**Exercise requirements:** Write out all of the data without omission, exactly as shown.

[Data entries for graphics]
#####
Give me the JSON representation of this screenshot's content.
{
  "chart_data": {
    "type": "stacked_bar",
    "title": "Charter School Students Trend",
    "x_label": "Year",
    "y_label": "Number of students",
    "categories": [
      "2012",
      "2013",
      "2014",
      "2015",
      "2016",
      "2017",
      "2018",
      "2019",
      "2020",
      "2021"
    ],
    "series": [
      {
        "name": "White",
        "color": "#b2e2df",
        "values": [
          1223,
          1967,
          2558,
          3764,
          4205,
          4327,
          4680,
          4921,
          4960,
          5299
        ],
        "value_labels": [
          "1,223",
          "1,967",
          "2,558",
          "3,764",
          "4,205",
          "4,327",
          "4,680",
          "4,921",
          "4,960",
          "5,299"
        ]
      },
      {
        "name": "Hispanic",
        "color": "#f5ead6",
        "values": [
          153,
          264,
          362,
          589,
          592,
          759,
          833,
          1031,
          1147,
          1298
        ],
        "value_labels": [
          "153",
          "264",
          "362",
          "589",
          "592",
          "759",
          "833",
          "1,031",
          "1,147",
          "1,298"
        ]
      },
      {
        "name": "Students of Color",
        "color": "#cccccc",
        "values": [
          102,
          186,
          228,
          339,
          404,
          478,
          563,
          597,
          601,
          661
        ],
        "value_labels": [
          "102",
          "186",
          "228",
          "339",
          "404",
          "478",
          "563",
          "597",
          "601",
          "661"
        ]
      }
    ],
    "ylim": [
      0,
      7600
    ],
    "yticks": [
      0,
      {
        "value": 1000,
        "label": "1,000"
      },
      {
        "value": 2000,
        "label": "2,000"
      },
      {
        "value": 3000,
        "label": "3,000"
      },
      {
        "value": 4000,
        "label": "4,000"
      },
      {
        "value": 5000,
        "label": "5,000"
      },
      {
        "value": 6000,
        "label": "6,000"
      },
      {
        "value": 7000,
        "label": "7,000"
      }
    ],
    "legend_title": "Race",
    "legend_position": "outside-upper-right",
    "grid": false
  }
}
#####
**Solved problem:**
Give me the JSON representation of this screenshot's content.
{
  "chart_data": {
    "type": "stacked_bar",
    "title": "Charter School Students Trend",
    "x_label": "Year",
    "y_label": "Number of students",
    "categories": [
      "2012",
      "2013",
      "2014",
      "2015",
      "2016",
      "2017",
      "2018",
      "2019",
      "2020",
      "2021"
    ],
    "series": [
      {
        "name": "White",
        "color": "#b2e2df",
        "values": [
          1223,
          1967,
          2558,
          3764,
          4205,
          4327,
          4680,
          4921,
          4960,
          5299
        ],
        "value_labels": [
          "1,223",
          "1,967",
          "2,558",
          "3,764",
          "4,205",
          "4,327",
          "4,680",
          "4,921",
          "4,960",
          "5,299"
        ]
      },
      {
        "name": "Hispanic",
        "color": "#f5ead6",
        "values": [
          153,
          264,
          362,
          589,
          592,
          759,
          833,
          1031,
          1147,
          1298
        ],
        "value_labels": [
          "153",
          "264",
          "362",
          "589",
          "592",
          "759",
          "833",
          "1,031",
          "1,147",
          "1,298"
        ]
      },
      {
        "name": "Students of Color",
        "color": "#cccccc",
        "values": [
          102,
          186,
          228,
          339,
          404,
          478,
          563,
          597,
          601,
          661
        ],
        "value_labels": [
          "102",
          "186",
          "228",
          "339",
          "404",
          "478",
          "563",
          "597",
          "601",
          "661"
        ]
      }
    ],
    "ylim": [
      0,
      7600
    ],
    "yticks": [
      0,
      {
        "value": 1000,
        "label": "1,000"
      },
      {
        "value": 2000,
        "label": "2,000"
      },
      {
        "value": 3000,
        "label": "3,000"
      },
      {
        "value": 4000,
        "label": "4,000"
      },
      {
        "value": 5000,
        "label": "5,000"
      },
      {
        "value": 6000,
        "label": "6,000"
      },
      {
        "value": 7000,
        "label": "7,000"
      }
    ],
    "legend_title": "Race",
    "legend_position": "outside-upper-right",
    "grid": false
  }
}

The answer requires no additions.